==== Records to process ====

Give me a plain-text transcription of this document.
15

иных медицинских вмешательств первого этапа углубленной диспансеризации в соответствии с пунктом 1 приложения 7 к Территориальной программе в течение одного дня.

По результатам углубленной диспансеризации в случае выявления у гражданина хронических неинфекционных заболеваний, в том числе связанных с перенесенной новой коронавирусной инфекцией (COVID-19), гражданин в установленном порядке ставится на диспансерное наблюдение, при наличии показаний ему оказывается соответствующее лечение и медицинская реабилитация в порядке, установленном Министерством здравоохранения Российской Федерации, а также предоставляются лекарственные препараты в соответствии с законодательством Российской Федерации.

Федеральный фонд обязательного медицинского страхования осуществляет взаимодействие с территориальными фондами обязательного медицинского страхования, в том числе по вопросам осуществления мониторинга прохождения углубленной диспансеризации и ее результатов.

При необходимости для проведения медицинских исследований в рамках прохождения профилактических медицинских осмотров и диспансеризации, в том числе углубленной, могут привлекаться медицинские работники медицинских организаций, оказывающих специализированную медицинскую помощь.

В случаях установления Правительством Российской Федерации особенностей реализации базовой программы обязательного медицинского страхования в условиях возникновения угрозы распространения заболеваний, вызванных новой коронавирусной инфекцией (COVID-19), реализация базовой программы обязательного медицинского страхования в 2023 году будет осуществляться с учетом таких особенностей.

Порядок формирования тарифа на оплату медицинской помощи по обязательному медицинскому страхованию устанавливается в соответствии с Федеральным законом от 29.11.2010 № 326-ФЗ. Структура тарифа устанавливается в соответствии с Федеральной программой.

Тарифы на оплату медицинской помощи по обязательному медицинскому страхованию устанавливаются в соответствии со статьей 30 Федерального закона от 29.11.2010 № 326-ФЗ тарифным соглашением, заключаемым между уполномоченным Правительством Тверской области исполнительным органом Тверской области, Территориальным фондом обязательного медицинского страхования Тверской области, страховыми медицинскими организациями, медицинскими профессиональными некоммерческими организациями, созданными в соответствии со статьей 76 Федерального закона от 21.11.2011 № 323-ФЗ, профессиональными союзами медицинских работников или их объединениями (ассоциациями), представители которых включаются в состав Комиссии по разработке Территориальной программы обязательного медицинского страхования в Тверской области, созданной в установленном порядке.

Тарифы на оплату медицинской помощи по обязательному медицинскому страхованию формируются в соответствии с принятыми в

====

Directions> Repeat the material above exactly.

Finished task>
Give me a plain-text transcription of this document.
15

иных медицинских вмешательств первого этапа углубленной диспансеризации в соответствии с пунктом 1 приложения 7 к Территориальной программе в течение одного дня.

По результатам углубленной диспансеризации в случае выявления у гражданина хронических неинфекционных заболеваний, в том числе связанных с перенесенной новой коронавирусной инфекцией (COVID-19), гражданин в установленном порядке ставится на диспансерное наблюдение, при наличии показаний ему оказывается соответствующее лечение и медицинская реабилитация в порядке, установленном Министерством здравоохранения Российской Федерации, а также предоставляются лекарственные препараты в соответствии с законодательством Российской Федерации.

Федеральный фонд обязательного медицинского страхования осуществляет взаимодействие с территориальными фондами обязательного медицинского страхования, в том числе по вопросам осуществления мониторинга прохождения углубленной диспансеризации и ее результатов.

При необходимости для проведения медицинских исследований в рамках прохождения профилактических медицинских осмотров и диспансеризации, в том числе углубленной, могут привлекаться медицинские работники медицинских организаций, оказывающих специализированную медицинскую помощь.

В случаях установления Правительством Российской Федерации особенностей реализации базовой программы обязательного медицинского страхования в условиях возникновения угрозы распространения заболеваний, вызванных новой коронавирусной инфекцией (COVID-19), реализация базовой программы обязательного медицинского страхования в 2023 году будет осуществляться с учетом таких особенностей.

Порядок формирования тарифа на оплату медицинской помощи по обязательному медицинскому страхованию устанавливается в соответствии с Федеральным законом от 29.11.2010 № 326-ФЗ. Структура тарифа устанавливается в соответствии с Федеральной программой.

Тарифы на оплату медицинской помощи по обязательному медицинскому страхованию устанавливаются в соответствии со статьей 30 Федерального закона от 29.11.2010 № 326-ФЗ тарифным соглашением, заключаемым между уполномоченным Правительством Тверской области исполнительным органом Тверской области, Территориальным фондом обязательного медицинского страхования Тверской области, страховыми медицинскими организациями, медицинскими профессиональными некоммерческими организациями, созданными в соответствии со статьей 76 Федерального закона от 21.11.2011 № 323-ФЗ, профессиональными союзами медицинских работников или их объединениями (ассоциациями), представители которых включаются в состав Комиссии по разработке Территориальной программы обязательного медицинского страхования в Тверской области, созданной в установленном порядке.

Тарифы на оплату медицинской помощи по обязательному медицинскому страхованию формируются в соответствии с принятыми в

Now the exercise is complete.